### PROBLEM TO SOLVE
Your reply should be the entries, output word for word, with each picture omitted.

Records from a collection of figures
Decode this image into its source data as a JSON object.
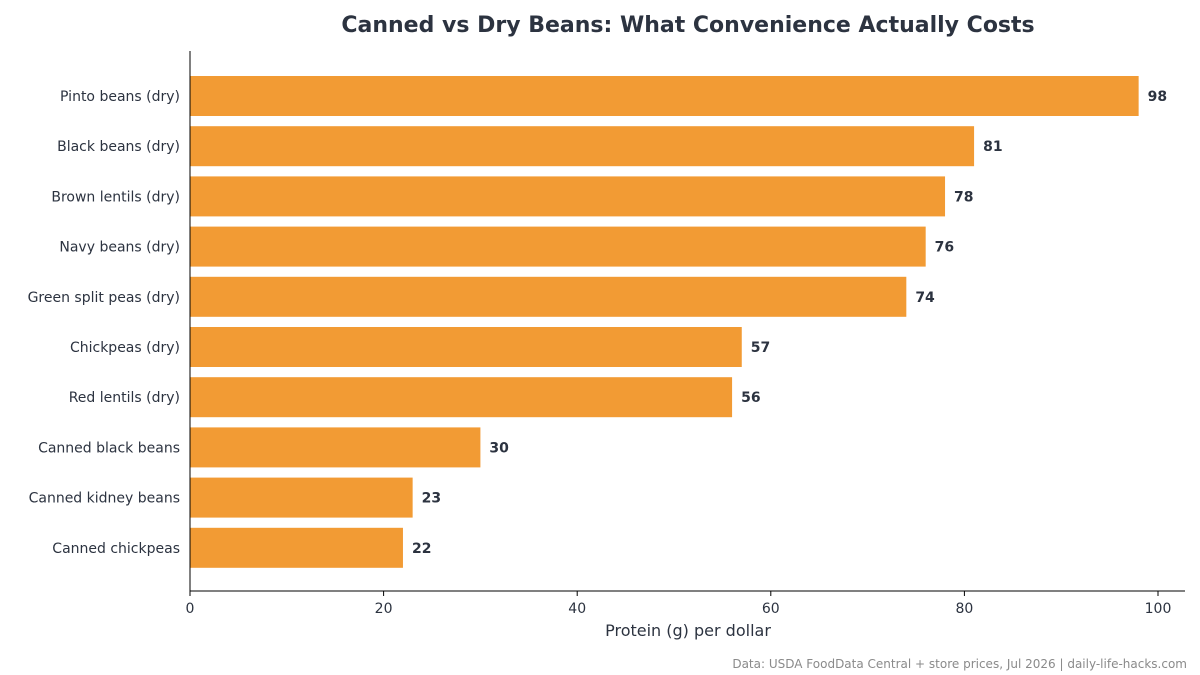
{
  "chart_data": {
    "type": "bar",
    "orientation": "horizontal",
    "title": "Canned vs Dry Beans: What Convenience Actually Costs",
    "xlabel": "Protein (g) per dollar",
    "ylabel": "",
    "categories": [
      "Pinto beans (dry)",
      "Black beans (dry)",
      "Brown lentils (dry)",
      "Navy beans (dry)",
      "Green split peas (dry)",
      "Chickpeas (dry)",
      "Red lentils (dry)",
      "Canned black beans",
      "Canned kidney beans",
      "Canned chickpeas"
    ],
    "values": [
      98,
      81,
      78,
      76,
      74,
      57,
      56,
      30,
      23,
      22
    ],
    "data_labels": [
      "98",
      "81",
      "78",
      "76",
      "74",
      "57",
      "56",
      "30",
      "23",
      "22"
    ],
    "xlim": [
      0,
      100
    ],
    "xticks": [
      0,
      20,
      40,
      60,
      80,
      100
    ],
    "xtick_labels": [
      "0",
      "20",
      "40",
      "60",
      "80",
      "100"
    ],
    "grid": false,
    "bar_color": "#f29b34",
    "text_color": "#2c3340",
    "source": "Data: USDA FoodData Central + store prices, Jul 2026 | daily-life-hacks.com"
  }
}
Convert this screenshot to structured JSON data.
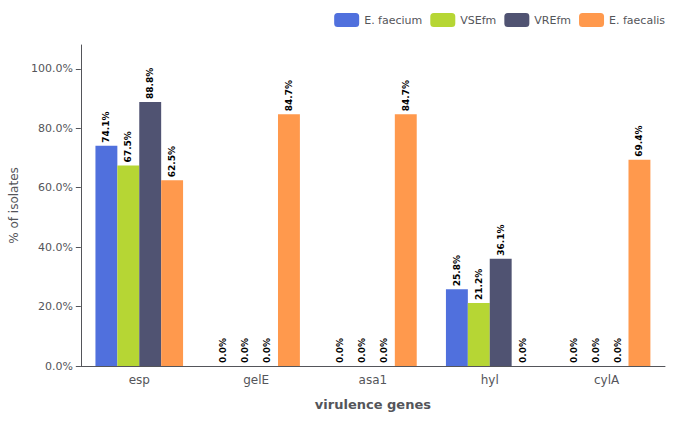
{
  "chart_data": {
    "type": "bar",
    "categories": [
      "esp",
      "gelE",
      "asa1",
      "hyl",
      "cylA"
    ],
    "series": [
      {
        "name": "E. faecium",
        "values": [
          74.1,
          0.0,
          0.0,
          25.8,
          0.0
        ],
        "value_labels": [
          "74.1%",
          "0.0%",
          "0.0%",
          "25.8%",
          "0.0%"
        ]
      },
      {
        "name": "VSEfm",
        "values": [
          67.5,
          0.0,
          0.0,
          21.2,
          0.0
        ],
        "value_labels": [
          "67.5%",
          "0.0%",
          "0.0%",
          "21.2%",
          "0.0%"
        ]
      },
      {
        "name": "VREfm",
        "values": [
          88.8,
          0.0,
          0.0,
          36.1,
          0.0
        ],
        "value_labels": [
          "88.8%",
          "0.0%",
          "0.0%",
          "36.1%",
          "0.0%"
        ]
      },
      {
        "name": "E. faecalis",
        "values": [
          62.5,
          84.7,
          84.7,
          0.0,
          69.4
        ],
        "value_labels": [
          "62.5%",
          "84.7%",
          "84.7%",
          "0.0%",
          "69.4%"
        ]
      }
    ],
    "xlabel": "virulence genes",
    "ylabel": "% of isolates",
    "ylim": [
      0,
      108
    ],
    "yticks": [
      {
        "value": 0.0,
        "label": "0.0%"
      },
      {
        "value": 20.0,
        "label": "20.0%"
      },
      {
        "value": 40.0,
        "label": "40.0%"
      },
      {
        "value": 60.0,
        "label": "60.0%"
      },
      {
        "value": 80.0,
        "label": "80.0%"
      },
      {
        "value": 100.0,
        "label": "100.0%"
      }
    ],
    "data_labels": true,
    "legend": "upper right",
    "grid": false
  }
}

### YOUR SOLUTION
Decode this image into its source data as a JSON object.
{
  "chart_data": {
    "type": "bar",
    "orientation": "horizontal",
    "title": "Canned vs Dry Beans: What Convenience Actually Costs",
    "xlabel": "Protein (g) per dollar",
    "ylabel": "",
    "categories": [
      "Pinto beans (dry)",
      "Black beans (dry)",
      "Brown lentils (dry)",
      "Navy beans (dry)",
      "Green split peas (dry)",
      "Chickpeas (dry)",
      "Red lentils (dry)",
      "Canned black beans",
      "Canned kidney beans",
      "Canned chickpeas"
    ],
    "values": [
      98,
      81,
      78,
      76,
      74,
      57,
      56,
      30,
      23,
      22
    ],
    "data_labels": [
      "98",
      "81",
      "78",
      "76",
      "74",
      "57",
      "56",
      "30",
      "23",
      "22"
    ],
    "xlim": [
      0,
      100
    ],
    "xticks": [
      0,
      20,
      40,
      60,
      80,
      100
    ],
    "xtick_labels": [
      "0",
      "20",
      "40",
      "60",
      "80",
      "100"
    ],
    "grid": false,
    "bar_color": "#f29b34",
    "text_color": "#2c3340",
    "source": "Data: USDA FoodData Central + store prices, Jul 2026 | daily-life-hacks.com"
  }
}
Convert this screenshot to structured JSON data.
{
  "chart_data": {
    "type": "bar",
    "categories": [
      "esp",
      "gelE",
      "asa1",
      "hyl",
      "cylA"
    ],
    "series": [
      {
        "name": "E. faecium",
        "values": [
          74.1,
          0.0,
          0.0,
          25.8,
          0.0
        ],
        "value_labels": [
          "74.1%",
          "0.0%",
          "0.0%",
          "25.8%",
          "0.0%"
        ]
      },
      {
        "name": "VSEfm",
        "values": [
          67.5,
          0.0,
          0.0,
          21.2,
          0.0
        ],
        "value_labels": [
          "67.5%",
          "0.0%",
          "0.0%",
          "21.2%",
          "0.0%"
        ]
      },
      {
        "name": "VREfm",
        "values": [
          88.8,
          0.0,
          0.0,
          36.1,
          0.0
        ],
        "value_labels": [
          "88.8%",
          "0.0%",
          "0.0%",
          "36.1%",
          "0.0%"
        ]
      },
      {
        "name": "E. faecalis",
        "values": [
          62.5,
          84.7,
          84.7,
          0.0,
          69.4
        ],
        "value_labels": [
          "62.5%",
          "84.7%",
          "84.7%",
          "0.0%",
          "69.4%"
        ]
      }
    ],
    "xlabel": "virulence genes",
    "ylabel": "% of isolates",
    "ylim": [
      0,
      108
    ],
    "yticks": [
      {
        "value": 0.0,
        "label": "0.0%"
      },
      {
        "value": 20.0,
        "label": "20.0%"
      },
      {
        "value": 40.0,
        "label": "40.0%"
      },
      {
        "value": 60.0,
        "label": "60.0%"
      },
      {
        "value": 80.0,
        "label": "80.0%"
      },
      {
        "value": 100.0,
        "label": "100.0%"
      }
    ],
    "data_labels": true,
    "legend": "upper right",
    "grid": false
  }
}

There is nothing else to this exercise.